> Your instructions: Can you rewrite only the lines starting with the one containing "text-line: der Scoliosis" and going on through the one containing "text-line: sachen durch", renaming "Scoliosis" to "Skoliose" and leaving everything else unchanged?

> Source material:

========

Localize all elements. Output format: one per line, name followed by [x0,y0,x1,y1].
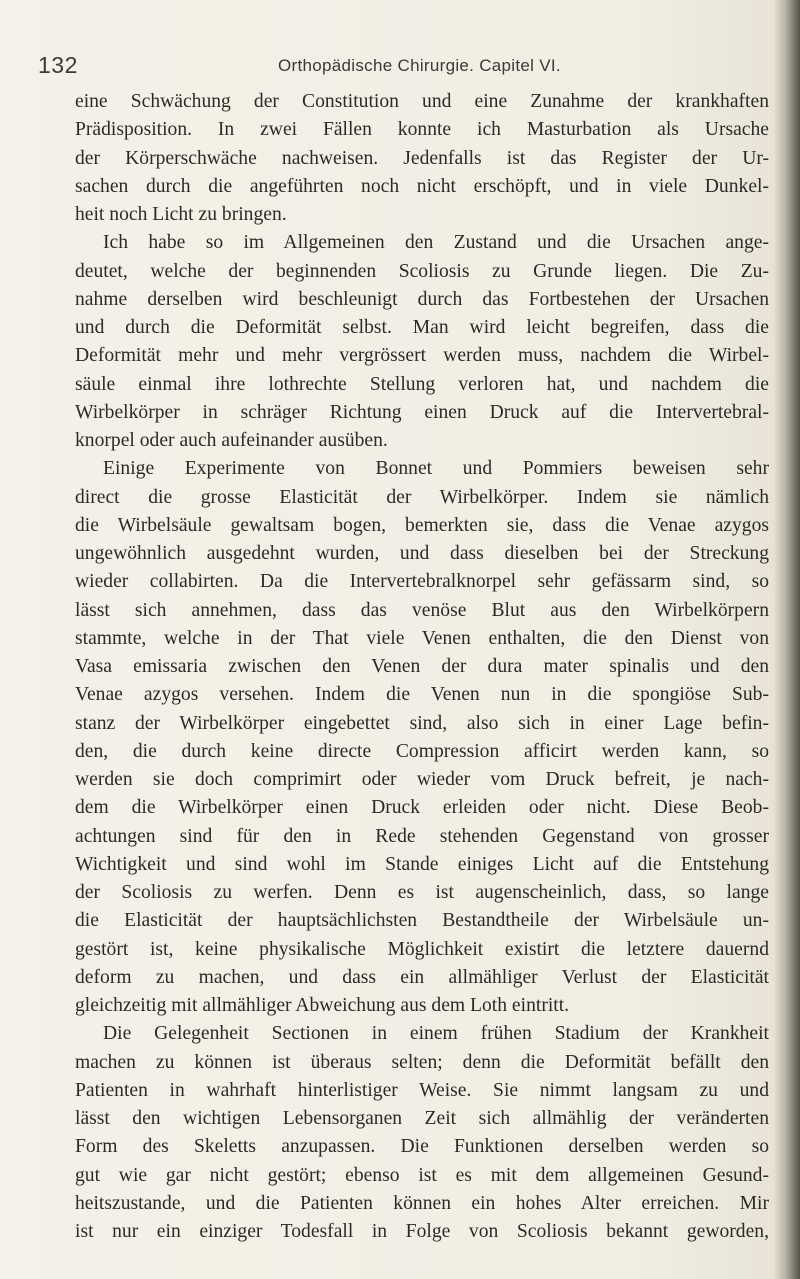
text-line: der Scoliosis zu werfen. Denn es ist augenscheinlich, dass, so lange [75,882,769,903]
text-line: ist nur ein einziger Todesfall in Folge von Scoliosis bekannt geworden, [75,1221,769,1242]
text-line: sachen durch die angeführten noch nicht erschöpft, und in viele Dunkel- [75,175,769,197]
text-line: die Wirbelsäule gewaltsam bogen, bemerkten sie, dass die Venae azygos [75,514,769,536]
text-line: knorpel oder auch aufeinander ausüben. [75,430,388,451]
text-line: gut wie gar nicht gestört; ebenso ist es mit dem allgemeinen Gesund- [75,1164,769,1186]
text-line: Die Gelegenheit Sectionen in einem frühen Stadium der Krankheit [103,1023,769,1045]
text-line: Form des Skeletts anzupassen. Die Funktionen derselben werden so [75,1136,769,1158]
text-line: Ich habe so im Allgemeinen den Zustand und die Ursachen ange- [103,232,769,254]
text-line: und durch die Deformität selbst. Man wird leicht begreifen, dass die [75,317,769,338]
text-line: deutet, welche der beginnenden Scoliosis zu Grunde liegen. Die Zu- [75,260,769,282]
text-line: lässt sich annehmen, dass das venöse Blut aus den Wirbelkörpern [75,599,769,621]
page-number: 132 [38,52,78,78]
text-line: gleichzeitig mit allmähliger Abweichung aus dem Loth eintritt. [75,995,570,1016]
text-line: werden sie doch comprimirt oder wieder vom Druck befreit, je nach- [75,769,769,790]
text-line: Prädisposition. In zwei Fällen konnte ich Masturbation als Ursache [75,119,769,141]
text-line: deform zu machen, und dass ein allmähliger Verlust der Elasticität [75,966,769,988]
running-title: Orthopädische Chirurgie. Capitel VI. [278,56,561,75]
text-line: dem die Wirbelkörper einen Druck erleiden oder nicht. Diese Beob- [75,797,769,819]
text-line: gestört ist, keine physikalische Möglichkeit existirt die letztere dauernd [75,938,769,960]
text-line: Wichtigkeit und sind wohl im Stande einiges Licht auf die Entstehung [75,853,769,875]
text-line: machen zu können ist überaus selten; denn die Deformität befällt den [75,1051,769,1073]
text-line: säule einmal ihre lothrechte Stellung verloren hat, und nachdem die [75,373,769,395]
text-line: eine Schwächung der Constitution und eine Zunahme der krankhaften [75,91,769,112]
text-line: der Körperschwäche nachweisen. Jedenfalls ist das Register der Ur- [75,147,769,169]
text-line: den, die durch keine directe Compression afficirt werden kann, so [75,740,769,762]
page-edge-shadow [774,0,800,1279]
running-header [0,52,800,82]
text-line: Vasa emissaria zwischen den Venen der dura mater spinalis und den [75,656,769,677]
text-line: wieder collabirten. Da die Intervertebralknorpel sehr gefässarm sind, so [75,571,769,593]
text-line: stanz der Wirbelkörper eingebettet sind, also sich in einer Lage befin- [75,712,769,734]
text-line: Wirbelkörper in schräger Richtung einen Druck auf die Intervertebral- [75,401,769,423]
body-text [75,88,769,1246]
text-line: Einige Experimente von Bonnet und Pommiers beweisen sehr [103,458,769,480]
text-line: heit noch Licht zu bringen. [75,204,287,225]
text-line: die Elasticität der hauptsächlichsten Bestandtheile der Wirbelsäule un- [75,910,769,932]
text-line: achtungen sind für den in Rede stehenden Gegenstand von grosser [75,825,769,847]
text-line: Venae azygos versehen. Indem die Venen nun in die spongiöse Sub- [75,684,769,706]
text-line: ungewöhnlich ausgedehnt wurden, und dass dieselben bei der Streckung [75,543,769,564]
text-line: stammte, welche in der That viele Venen enthalten, die den Dienst von [75,627,769,649]
text-line: heitszustande, und die Patienten können ein hohes Alter erreichen. Mir [75,1192,769,1214]
text-line: direct die grosse Elasticität der Wirbelkörper. Indem sie nämlich [75,486,769,508]
text-line: lässt den wichtigen Lebensorganen Zeit sich allmählig der veränderten [75,1108,769,1129]
text-line: nahme derselben wird beschleunigt durch das Fortbestehen der Ursachen [75,288,769,310]
text-line: Patienten in wahrhaft hinterlistiger Weise. Sie nimmt langsam zu und [75,1079,769,1101]
text-line: Deformität mehr und mehr vergrössert werden muss, nachdem die Wirbel- [75,345,769,367]
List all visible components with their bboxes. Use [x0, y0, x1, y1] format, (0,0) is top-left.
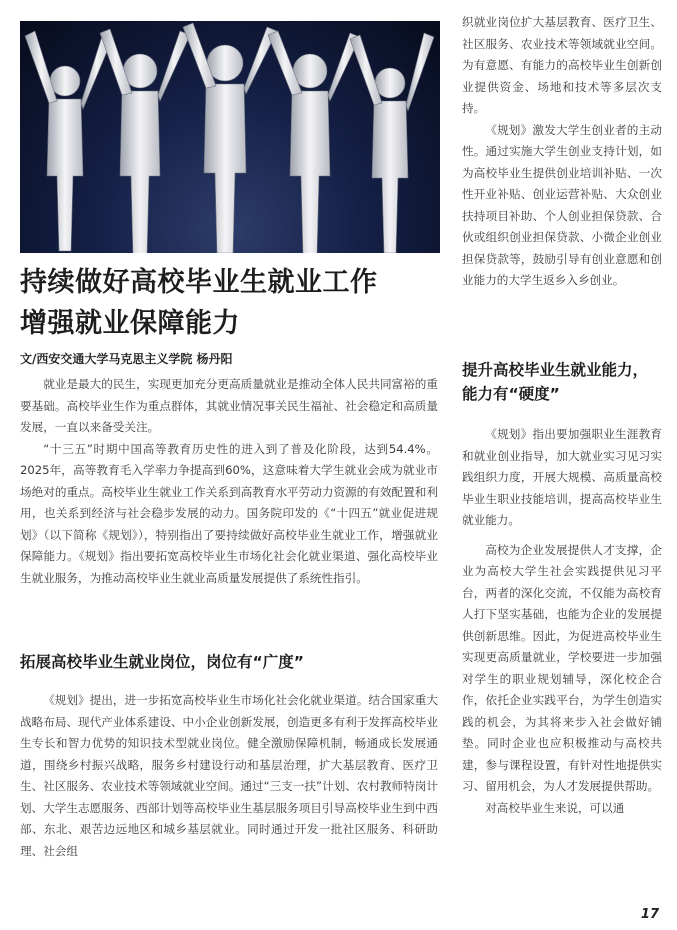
section1-paragraph-1: 《规划》提出，进一步拓宽高校毕业生市场化社会化就业渠道。结合国家重大战略布局、现代产业体系建设、中小企业创新发展，创造更多有利于发挥高校毕业生专长和智力优势的知识技术型就业岗位。健全激励保障机制，畅通成长发展通道，围绕乡村振兴战略，服务乡村建设行动和基层治理，扩大基层教育、医疗卫生、社区服务、农业技术等领域就业空间。通过“三支一扶”计划、农村教师特岗计划、大学生志愿服务、西部计划等高校毕业生基层服务项目引导高校毕业生到中西部、东北、艰苦边远地区和城乡基层就业。同时通过开发一批社区服务、科研助理、社会组 [20, 693, 438, 858]
intro-paragraph-2: “十三五”时期中国高等教育历史性的进入到了普及化阶段，达到54.4%。2025年，高等教育毛入学率力争提高到60%，这意味着大学生就业会成为就业市场绝对的重点。高校毕业生就业工作关系到高教育水平劳动力资源的有效配置和利用，也关系到经济与社会稳步发展的动力。国务院印发的《“十四五”就业促进规划》（以下简称《规划》），特别指出了要持续做好高校毕业生就业工作，增强就业保障能力。《规划》指出要拓宽高校毕业生市场化社会化就业渠道、强化高校毕业生就业服务，为推动高校毕业生就业高质量发展提供了系统性指引。 [20, 441, 438, 585]
right-paragraph-1: 织就业岗位扩大基层教育、医疗卫生、社区服务、农业技术等领域就业空间。为有意愿、有能力的高校毕业生创新创业提供资金、场地和技术等多层次支持。 [462, 15, 662, 115]
people-figures-illustration [20, 21, 440, 253]
intro-paragraph-1: 就业是最大的民生，实现更加充分更高质量就业是推动全体人民共同富裕的重要基础。高校毕业生作为重点群体，其就业情况事关民生福祉、社会稳定和高质量发展，一直以来备受关注。 [20, 377, 438, 434]
author-byline: 文/西安交通大学马克思主义学院 杨丹阳 [20, 352, 233, 366]
section2-heading-wrap [462, 358, 662, 406]
title-line-1: 持续做好高校毕业生就业工作 [20, 267, 378, 298]
section2-heading: 提升高校毕业生就业能力，能力有“硬度” [462, 361, 649, 403]
right-paragraph-5: 对高校毕业生来说，可以通 [485, 800, 625, 815]
right-column-top [462, 12, 662, 292]
right-paragraph-2: 《规划》激发大学生创业者的主动性。通过实施大学生创业支持计划，如为高校毕业生提供创业培训补贴、一次性开业补贴、创业运营补贴、大众创业扶持项目补助、个人创业担保贷款、合伙或组织创业担保贷款、小微企业创业担保贷款等，鼓励引导有创业意愿和创业能力的大学生返乡入乡创业。 [462, 122, 662, 287]
hero-image [20, 21, 440, 253]
article-title [20, 262, 445, 344]
right-paragraph-4: 高校为企业发展提供人才支撑，企业为高校大学生社会实践提供见习平台，两者的深化交流，不仅能为高校育人打下坚实基础，也能为企业的发展提供创新思维。因此，为促进高校毕业生实现更高质量就业，学校要进一步加强对学生的职业规划辅导，深化校企合作，依托企业实践平台，为学生创造实践的机会，为其将来步入社会做好铺垫。同时企业也应积极推动与高校共建，参与课程设置，有针对性地提供实习、留用机会，为人才发展提供帮助。 [462, 542, 662, 793]
right-column-bottom [462, 424, 662, 819]
page-number: 17 [640, 907, 659, 922]
section1-heading-wrap [20, 650, 438, 674]
section1-body [20, 690, 438, 862]
title-line-2: 增强就业保障能力 [20, 308, 240, 339]
intro-column [20, 374, 438, 589]
section1-heading: 拓展高校毕业生就业岗位，岗位有“广度” [20, 653, 304, 671]
right-paragraph-3: 《规划》指出要加强职业生涯教育和就业创业指导，加大就业实习见习实践组织力度，开展大规模、高质量高校毕业生职业技能培训，提高高校毕业生就业能力。 [462, 427, 662, 527]
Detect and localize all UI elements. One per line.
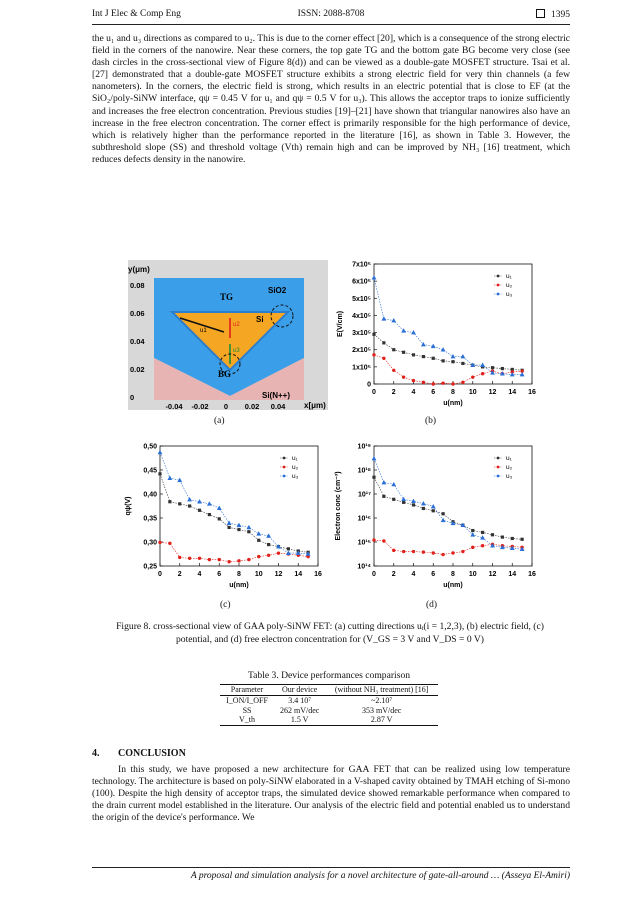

========

> Reply to the exercise:
text-line: der Skoliose zu werfen. Denn es ist augenscheinlich, dass, so lange [75,882,769,903]
text-line: ist nur ein einziger Todesfall in Folge von Skoliose bekannt geworden, [75,1221,769,1242]
text-line: sachen durch die angeführten noch nicht erschöpft, und in viele Dunkel- [75,175,769,197]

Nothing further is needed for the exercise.